▸ **Text block**:

------------------------------------------------------------

Well, the AI’s are already sh*tting in their own food dish whenever someone posts GPT outputs and then they scrape the posts for data to train the next model.
Clearly, the answer is to weaponize that with a bot that deliberately and incessantly posts absolute nonsense everywhere about everything until the bots consider the sky being green a good response.
My wife does this with subscription services. She adds the name of the service as her middle name (“Jane Netflix Smith”). Now when she gets emails (even snail mail!) from random spam vendors addressed to “Jane Hulu” or “Jane Netflix” she knows exactly who is selling her data.
This is a great tip. I do something similar - in Gmail, you can add a + and any text after the base email address and it will be delivered. For example, if your email is imauser@gmail.com, you can enter imauser+hulu@gmail.com to track if Hulu sells your information (they do) after you sign up.
Nice one! I wonder how much affect this will have on the 300$/hr consulting market. When the Customer also knows that the Consultants are tapping into GPT or they themselves can attempt it. I know the whole story of “I am charging you for 20yrs of experience, I know where to strike with the hammer.” But Customers dont value it that way, if they did 1 hour of Jose’s time would be paid 1500$ instead they will nickle and dime him for 50$/hr
LLM’s are actually very good at translating since they’re designed to find patterns in words. You give it the base pattern, and if it can find synonyms in the target language, it can usually reconstruct the original statement in the second language with most of the intent intact. I mean languages in general, not just coding languages.
Having said that, I wouldn’t trust it to spit out optimized LINQ from SQL except for some really basic stuff. It might recognize some common techniques, but you still have to know your data to know how to best write the LINQ query vs SQL.
Probably less than user-accessible data tools like Tableau, or even Epicor’s visual widget-based solutions in BAQ and BPM. Is a chat-prompt really more efficient or intuitive than visual representation? Is inference really a substitute for deterministic logic and rules? Most of the time, no. It is not.
This stuff has a place (I would be sweating if I was in public customer service), but ultimately ERP is about turing deterministic rules and policy into functionality. CUrrent ML tech is, from the ground up, not built to do that. Getting it to do that is going to be a herculean effort. I don’t think the current LLM models are up to the task.

------------------------------------------------------------

▸ **Supplied entries**:
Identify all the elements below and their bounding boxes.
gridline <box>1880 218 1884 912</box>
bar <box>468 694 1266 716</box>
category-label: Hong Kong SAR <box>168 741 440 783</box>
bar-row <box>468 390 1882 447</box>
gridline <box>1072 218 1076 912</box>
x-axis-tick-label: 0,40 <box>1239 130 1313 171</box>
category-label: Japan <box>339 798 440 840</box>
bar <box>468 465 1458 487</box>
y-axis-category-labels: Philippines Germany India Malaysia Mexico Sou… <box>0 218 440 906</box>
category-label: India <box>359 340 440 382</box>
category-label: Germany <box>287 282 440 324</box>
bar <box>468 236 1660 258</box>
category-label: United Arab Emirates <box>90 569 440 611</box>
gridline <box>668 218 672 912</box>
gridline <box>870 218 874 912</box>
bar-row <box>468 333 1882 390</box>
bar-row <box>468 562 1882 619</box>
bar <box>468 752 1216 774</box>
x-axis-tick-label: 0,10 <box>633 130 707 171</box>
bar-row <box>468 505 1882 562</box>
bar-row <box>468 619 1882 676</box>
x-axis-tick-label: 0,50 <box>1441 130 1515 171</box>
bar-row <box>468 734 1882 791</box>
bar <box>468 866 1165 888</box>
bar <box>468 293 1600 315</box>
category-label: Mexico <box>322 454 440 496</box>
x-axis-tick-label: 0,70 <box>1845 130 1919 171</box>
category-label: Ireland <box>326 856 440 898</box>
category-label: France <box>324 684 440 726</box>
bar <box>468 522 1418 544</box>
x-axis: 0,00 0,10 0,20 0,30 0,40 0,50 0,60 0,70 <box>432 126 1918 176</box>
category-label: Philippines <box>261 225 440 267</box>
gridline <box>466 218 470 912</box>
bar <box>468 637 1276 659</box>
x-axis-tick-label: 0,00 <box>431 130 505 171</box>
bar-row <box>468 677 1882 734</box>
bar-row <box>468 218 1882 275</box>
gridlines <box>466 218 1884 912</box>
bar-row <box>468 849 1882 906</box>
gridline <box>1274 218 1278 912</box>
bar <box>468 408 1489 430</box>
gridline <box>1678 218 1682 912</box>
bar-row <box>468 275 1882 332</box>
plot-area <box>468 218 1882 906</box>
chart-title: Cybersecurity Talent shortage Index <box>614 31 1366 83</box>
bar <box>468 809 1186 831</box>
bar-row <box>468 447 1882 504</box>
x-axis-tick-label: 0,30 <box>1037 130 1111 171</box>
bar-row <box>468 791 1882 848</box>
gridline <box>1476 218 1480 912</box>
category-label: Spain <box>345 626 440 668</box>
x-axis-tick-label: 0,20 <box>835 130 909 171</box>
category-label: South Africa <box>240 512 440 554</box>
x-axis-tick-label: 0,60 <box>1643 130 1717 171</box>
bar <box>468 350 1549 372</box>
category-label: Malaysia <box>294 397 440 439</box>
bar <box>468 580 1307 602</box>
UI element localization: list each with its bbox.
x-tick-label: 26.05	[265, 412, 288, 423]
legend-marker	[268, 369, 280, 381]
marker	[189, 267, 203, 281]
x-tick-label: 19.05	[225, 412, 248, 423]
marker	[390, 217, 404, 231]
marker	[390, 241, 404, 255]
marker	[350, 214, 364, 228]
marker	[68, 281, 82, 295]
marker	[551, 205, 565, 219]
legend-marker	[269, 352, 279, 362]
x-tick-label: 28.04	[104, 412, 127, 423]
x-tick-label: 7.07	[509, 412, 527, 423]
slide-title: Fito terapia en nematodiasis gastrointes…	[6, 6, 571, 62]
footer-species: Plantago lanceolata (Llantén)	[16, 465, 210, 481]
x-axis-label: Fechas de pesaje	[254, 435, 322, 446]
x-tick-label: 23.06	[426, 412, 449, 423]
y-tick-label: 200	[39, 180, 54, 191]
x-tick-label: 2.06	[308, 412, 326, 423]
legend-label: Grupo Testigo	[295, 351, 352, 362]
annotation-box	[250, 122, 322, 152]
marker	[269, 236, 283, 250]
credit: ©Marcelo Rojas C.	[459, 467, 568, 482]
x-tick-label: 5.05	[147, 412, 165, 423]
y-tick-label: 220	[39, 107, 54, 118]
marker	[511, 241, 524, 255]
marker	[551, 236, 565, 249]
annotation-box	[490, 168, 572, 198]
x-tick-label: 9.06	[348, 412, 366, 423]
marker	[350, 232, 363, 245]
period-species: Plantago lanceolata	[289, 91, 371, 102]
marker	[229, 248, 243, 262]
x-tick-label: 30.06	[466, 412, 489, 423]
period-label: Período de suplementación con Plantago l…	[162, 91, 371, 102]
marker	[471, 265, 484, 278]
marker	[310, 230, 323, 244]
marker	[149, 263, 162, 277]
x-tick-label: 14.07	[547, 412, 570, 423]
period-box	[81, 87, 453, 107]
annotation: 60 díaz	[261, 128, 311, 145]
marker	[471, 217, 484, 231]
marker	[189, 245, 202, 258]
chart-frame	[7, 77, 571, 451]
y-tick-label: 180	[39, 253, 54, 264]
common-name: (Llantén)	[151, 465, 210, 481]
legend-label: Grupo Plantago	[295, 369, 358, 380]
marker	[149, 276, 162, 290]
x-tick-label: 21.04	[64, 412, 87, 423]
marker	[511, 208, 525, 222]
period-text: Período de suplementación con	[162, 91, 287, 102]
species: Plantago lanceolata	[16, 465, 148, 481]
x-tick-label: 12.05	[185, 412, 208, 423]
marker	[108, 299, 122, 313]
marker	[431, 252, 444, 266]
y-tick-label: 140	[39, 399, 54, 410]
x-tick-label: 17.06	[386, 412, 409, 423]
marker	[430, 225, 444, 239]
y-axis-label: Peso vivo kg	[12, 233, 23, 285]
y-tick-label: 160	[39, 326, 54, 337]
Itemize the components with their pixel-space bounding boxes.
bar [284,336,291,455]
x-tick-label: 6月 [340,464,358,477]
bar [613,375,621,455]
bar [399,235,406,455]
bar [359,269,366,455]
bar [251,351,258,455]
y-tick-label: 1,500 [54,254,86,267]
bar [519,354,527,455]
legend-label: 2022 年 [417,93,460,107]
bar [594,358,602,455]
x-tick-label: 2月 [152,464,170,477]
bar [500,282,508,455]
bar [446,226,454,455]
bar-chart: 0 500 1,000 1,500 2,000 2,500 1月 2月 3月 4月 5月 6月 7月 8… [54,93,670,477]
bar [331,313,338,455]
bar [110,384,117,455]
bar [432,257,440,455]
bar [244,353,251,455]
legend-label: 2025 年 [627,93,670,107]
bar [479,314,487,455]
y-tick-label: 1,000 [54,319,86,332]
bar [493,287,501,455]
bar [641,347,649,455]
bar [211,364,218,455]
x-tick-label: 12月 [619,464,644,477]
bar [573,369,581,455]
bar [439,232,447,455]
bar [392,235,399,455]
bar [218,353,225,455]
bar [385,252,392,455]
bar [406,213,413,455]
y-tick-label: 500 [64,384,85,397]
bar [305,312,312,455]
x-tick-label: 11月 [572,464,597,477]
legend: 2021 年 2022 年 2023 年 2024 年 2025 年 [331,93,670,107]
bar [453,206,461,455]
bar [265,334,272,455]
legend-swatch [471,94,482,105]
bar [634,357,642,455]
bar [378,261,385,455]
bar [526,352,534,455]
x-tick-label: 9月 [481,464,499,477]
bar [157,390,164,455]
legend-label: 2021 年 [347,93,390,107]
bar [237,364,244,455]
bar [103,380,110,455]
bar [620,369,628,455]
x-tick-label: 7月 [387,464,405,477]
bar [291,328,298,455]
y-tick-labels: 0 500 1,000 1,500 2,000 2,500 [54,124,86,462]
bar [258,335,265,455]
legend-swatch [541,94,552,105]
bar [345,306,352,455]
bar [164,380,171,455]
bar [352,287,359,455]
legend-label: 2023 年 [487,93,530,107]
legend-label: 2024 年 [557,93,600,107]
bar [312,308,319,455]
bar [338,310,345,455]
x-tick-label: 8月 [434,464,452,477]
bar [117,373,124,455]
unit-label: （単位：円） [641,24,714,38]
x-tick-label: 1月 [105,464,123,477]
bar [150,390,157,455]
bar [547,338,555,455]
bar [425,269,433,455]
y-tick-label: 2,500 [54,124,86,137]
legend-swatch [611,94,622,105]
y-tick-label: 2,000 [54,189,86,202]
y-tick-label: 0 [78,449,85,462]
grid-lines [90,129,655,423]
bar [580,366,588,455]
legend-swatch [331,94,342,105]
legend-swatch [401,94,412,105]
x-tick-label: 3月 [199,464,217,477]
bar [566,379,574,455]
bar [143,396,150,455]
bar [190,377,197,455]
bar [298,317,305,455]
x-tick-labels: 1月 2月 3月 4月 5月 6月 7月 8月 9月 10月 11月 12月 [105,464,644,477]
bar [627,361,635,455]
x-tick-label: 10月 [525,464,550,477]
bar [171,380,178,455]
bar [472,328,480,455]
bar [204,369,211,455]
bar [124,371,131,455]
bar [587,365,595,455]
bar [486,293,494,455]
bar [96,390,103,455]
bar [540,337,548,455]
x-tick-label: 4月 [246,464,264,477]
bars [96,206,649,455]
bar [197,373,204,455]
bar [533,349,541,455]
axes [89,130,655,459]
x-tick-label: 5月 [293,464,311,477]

------------------------------------------------------------

▸ **What the task requires**: In the discussion thread about AI, what does the poster's wife add as her middle name when she signs up for a subscription service? The data has no connection to the text.

▸ **Solved problem**: She adds the name of the service, as in "Jane Netflix Smith."